Search the listing below for "flugan". Copy each matching line.

□ □ □ □

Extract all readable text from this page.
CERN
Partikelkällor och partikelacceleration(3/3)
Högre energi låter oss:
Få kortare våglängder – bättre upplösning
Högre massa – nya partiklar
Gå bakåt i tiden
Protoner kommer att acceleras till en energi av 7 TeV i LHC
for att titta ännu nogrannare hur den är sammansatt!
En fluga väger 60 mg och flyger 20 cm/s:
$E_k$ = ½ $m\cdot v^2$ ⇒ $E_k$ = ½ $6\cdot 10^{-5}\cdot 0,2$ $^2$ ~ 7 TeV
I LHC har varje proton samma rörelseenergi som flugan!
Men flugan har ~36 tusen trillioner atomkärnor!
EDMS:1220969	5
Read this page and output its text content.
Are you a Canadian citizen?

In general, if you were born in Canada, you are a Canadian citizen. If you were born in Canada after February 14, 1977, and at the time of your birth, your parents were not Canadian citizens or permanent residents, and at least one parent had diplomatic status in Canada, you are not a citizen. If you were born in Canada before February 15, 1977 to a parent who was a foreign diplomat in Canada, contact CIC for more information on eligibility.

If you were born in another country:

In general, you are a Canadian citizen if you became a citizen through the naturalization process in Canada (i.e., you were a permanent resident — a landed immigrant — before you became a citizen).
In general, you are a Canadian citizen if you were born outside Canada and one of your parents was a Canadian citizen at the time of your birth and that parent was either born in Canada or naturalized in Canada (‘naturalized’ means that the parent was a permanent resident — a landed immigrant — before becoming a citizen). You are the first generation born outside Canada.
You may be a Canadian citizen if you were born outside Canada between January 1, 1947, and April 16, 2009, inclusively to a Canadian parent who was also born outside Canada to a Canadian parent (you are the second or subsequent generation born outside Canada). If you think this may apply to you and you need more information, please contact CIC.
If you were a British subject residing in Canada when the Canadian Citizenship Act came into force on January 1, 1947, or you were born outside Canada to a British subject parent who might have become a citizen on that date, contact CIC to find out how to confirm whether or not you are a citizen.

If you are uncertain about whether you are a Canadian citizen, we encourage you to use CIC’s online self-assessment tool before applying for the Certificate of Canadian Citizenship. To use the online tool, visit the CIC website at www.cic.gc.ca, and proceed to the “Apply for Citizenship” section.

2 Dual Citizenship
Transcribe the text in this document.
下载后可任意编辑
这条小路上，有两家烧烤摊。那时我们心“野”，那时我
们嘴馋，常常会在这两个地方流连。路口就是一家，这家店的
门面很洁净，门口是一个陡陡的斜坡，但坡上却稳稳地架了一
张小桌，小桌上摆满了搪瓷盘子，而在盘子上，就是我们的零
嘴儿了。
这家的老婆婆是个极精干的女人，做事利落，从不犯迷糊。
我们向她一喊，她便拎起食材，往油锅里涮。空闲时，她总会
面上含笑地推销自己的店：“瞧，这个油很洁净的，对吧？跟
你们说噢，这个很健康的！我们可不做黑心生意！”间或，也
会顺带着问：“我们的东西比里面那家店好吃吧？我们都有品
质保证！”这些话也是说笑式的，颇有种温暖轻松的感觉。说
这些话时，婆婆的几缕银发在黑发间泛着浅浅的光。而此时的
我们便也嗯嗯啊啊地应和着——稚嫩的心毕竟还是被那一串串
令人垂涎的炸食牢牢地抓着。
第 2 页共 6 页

□ □ □ □

• _Result below_:
I LHC har varje proton samma rörelseenergi som flugan!
Men flugan har ~36 tusen trillioner atomkärnor!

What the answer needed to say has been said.